Pfarrerbild im Wandel

Erfahrungen zum Umgang mit Strukturveränderungen in den Gemeinden beim 3. Ökumenischen Pastoralkolleg

Die gesellschaftlichen Entwicklungen haben die Arbeit in der Gemeinde sehr verändert. Demografischer Wandel, Mitgliederrückgang, Entvölkerung sind Schlagworte, die einen Schrumpfungsprozess beschreiben, wie er viele ländliche und kleinstädtische Gemeinden betrifft. Welche Auswirkungen hat dies für das Berufsbild des Pfarrers? Wie kann die Arbeit insbesondere im ländlichen Bereich gestaltet werden, so dass sie Freude bereitet und Gemeinde aufgebaut wird?
Diese Fragen betreffen trotz innerer Unterschiede die evangelische und die katholische Kirche in ganz ähnlicher Weise. Darum bot es sich an, beim 3. Ökumenischen Pastoralkolleg des Evangelischen Bundes Sachsen in Meißen im März 2015 auch konfessionsübergreifend gemeinsam darüber nachzudenken.

Vorliegende Angaben
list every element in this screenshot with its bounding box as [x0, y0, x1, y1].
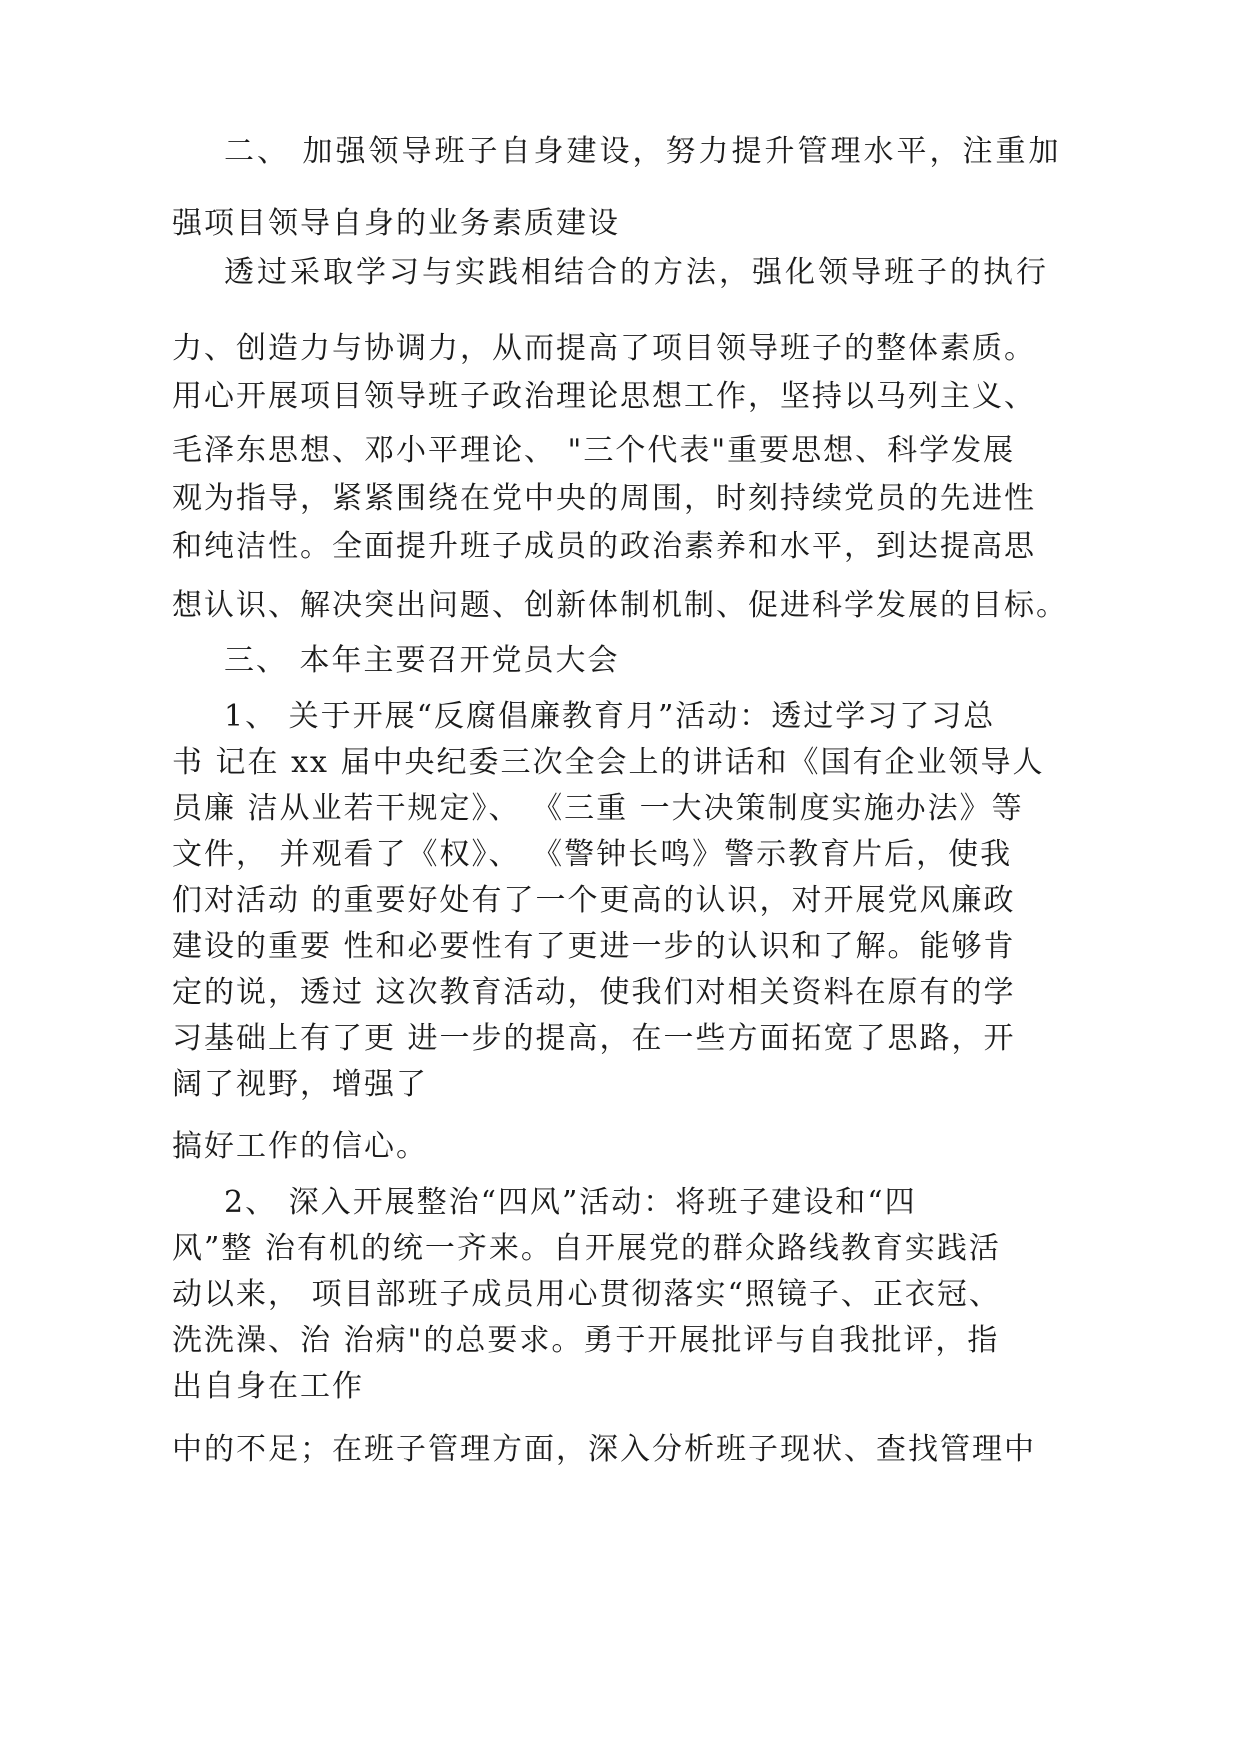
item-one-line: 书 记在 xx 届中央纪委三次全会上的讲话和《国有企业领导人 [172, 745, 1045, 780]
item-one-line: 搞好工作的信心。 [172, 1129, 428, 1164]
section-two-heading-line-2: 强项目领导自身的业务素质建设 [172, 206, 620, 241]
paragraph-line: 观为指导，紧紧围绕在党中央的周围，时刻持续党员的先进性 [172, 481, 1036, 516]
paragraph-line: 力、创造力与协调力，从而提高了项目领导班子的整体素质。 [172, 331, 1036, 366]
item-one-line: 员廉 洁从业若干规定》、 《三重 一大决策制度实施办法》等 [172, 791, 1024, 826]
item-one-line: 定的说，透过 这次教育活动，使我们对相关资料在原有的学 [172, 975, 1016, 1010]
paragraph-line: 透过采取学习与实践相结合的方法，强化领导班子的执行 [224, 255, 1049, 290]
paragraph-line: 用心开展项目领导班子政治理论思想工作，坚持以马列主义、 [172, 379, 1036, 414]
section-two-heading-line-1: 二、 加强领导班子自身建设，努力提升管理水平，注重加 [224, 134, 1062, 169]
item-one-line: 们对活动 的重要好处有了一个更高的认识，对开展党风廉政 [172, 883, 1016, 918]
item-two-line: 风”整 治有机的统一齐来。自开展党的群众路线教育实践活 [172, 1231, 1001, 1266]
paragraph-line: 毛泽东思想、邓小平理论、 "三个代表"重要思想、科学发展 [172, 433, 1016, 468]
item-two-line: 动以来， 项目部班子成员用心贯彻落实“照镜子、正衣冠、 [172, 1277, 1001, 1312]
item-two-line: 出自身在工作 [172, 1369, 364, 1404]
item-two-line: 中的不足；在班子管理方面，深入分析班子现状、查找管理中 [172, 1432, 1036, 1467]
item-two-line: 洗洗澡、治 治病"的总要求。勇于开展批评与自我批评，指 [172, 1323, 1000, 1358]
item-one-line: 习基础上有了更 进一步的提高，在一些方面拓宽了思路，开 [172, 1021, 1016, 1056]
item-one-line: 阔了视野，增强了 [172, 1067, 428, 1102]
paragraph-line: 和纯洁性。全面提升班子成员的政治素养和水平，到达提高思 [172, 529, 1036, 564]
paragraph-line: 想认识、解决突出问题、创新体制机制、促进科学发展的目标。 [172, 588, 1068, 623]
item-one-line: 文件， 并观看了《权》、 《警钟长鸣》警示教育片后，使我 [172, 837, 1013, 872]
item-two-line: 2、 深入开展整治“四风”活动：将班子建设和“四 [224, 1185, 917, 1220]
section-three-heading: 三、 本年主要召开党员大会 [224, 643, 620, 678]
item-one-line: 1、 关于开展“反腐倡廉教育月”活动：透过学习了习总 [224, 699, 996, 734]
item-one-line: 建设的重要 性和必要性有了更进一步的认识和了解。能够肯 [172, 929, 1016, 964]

Aufgaben
• A. Nenne alle Schlagworte, mit denen der Text zum Pfarrerbild im Wandel den Schrumpfungsprozess in den Gemeinden beschreibt.
• B. Führe den Text zum Pfarrerbild im Wandel nach seinem letzten Satz weiter.

Die Ergebnisse
• A. Demografischer Wandel, Mitgliederrückgang, Entvölkerung

• B.
Im Ergebnis geht es wesentlich um die Balance und die sinnvolle Verzahnung zwischen Region und Ortsgemeinde. Beide Pole sind wichtig und brauchen einander – stärker noch, als dies heute vielfach bewusst ist. Die rückläufigen Ressourcen erlauben es nicht, das volle von Hauptamtlichen organisierte Programm in jedem Dorf aufrechtzuerhalten. Manches muss in der Region konzentriert werden. Andererseits ist die Region allein geistlich tot, wenn sie nicht aus Gemeinden besteht, in denen geistliches Leben vor Ort geschieht. Welche Bereiche kirchlichen Lebens wo sinnvoll angesiedelt sind, ist die eigentliche Gestaltungsaufgabe.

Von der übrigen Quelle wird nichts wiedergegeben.